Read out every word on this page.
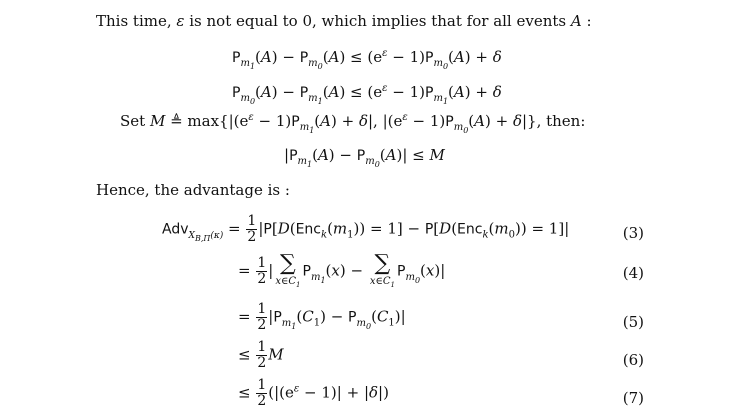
This time, ε is not equal to 0, which implies that for all events A :
$P_{m_1}(A) - P_{m_0}(A) \le (e^\varepsilon - 1)P_{m_0}(A) + \delta$
$P_{m_0}(A) - P_{m_1}(A) \le (e^\varepsilon - 1)P_{m_1}(A) + \delta$
Set M ≜ $\max\{|(e^\varepsilon - 1)P_{m_1}(A) + \delta|$, $|(e^\varepsilon - 1)P_{m_0}(A) + \delta|$}, then:
$|P_{m_1}(A) - P_{m_0}(A)| \le M$
Hence, the advantage is :
$Adv_{XB,\Pi(\kappa)} = \frac{1}{2} |P[D(Enc_k(m_1)) = 1] - P[D(Enc_k(m_0)) = 1]|$	(3)
= $\frac{1}{2}$ | ∑
$x\in C_1$
$P_{m_1}(x)$ − ∑
$x\in C_1$
$P_{m_0}(x)|$	(4)
= $\frac{1}{2} |P_{m_1}(C_1) - P_{m_0}(C_1)|$	(5)
≤ $\frac{1}{2}$ M	(6)
≤ $\frac{1}{2} (|(e^\varepsilon - 1)| + |\delta|)$	(7)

• **Your instructions**
Write out the records above once more, word for word, with no pictures.

• **Answer to this task**
Read out every word on this page.
This time, ε is not equal to 0, which implies that for all events A :
$P_{m_1}(A) - P_{m_0}(A) \le (e^\varepsilon - 1)P_{m_0}(A) + \delta$
$P_{m_0}(A) - P_{m_1}(A) \le (e^\varepsilon - 1)P_{m_1}(A) + \delta$
Set M ≜ $\max\{|(e^\varepsilon - 1)P_{m_1}(A) + \delta|$, $|(e^\varepsilon - 1)P_{m_0}(A) + \delta|$}, then:
$|P_{m_1}(A) - P_{m_0}(A)| \le M$
Hence, the advantage is :
$Adv_{XB,\Pi(\kappa)} = \frac{1}{2} |P[D(Enc_k(m_1)) = 1] - P[D(Enc_k(m_0)) = 1]|$	(3)
= $\frac{1}{2}$ | ∑
$x\in C_1$
$P_{m_1}(x)$ − ∑
$x\in C_1$
$P_{m_0}(x)|$	(4)
= $\frac{1}{2} |P_{m_1}(C_1) - P_{m_0}(C_1)|$	(5)
≤ $\frac{1}{2}$ M	(6)
≤ $\frac{1}{2} (|(e^\varepsilon - 1)| + |\delta|)$	(7)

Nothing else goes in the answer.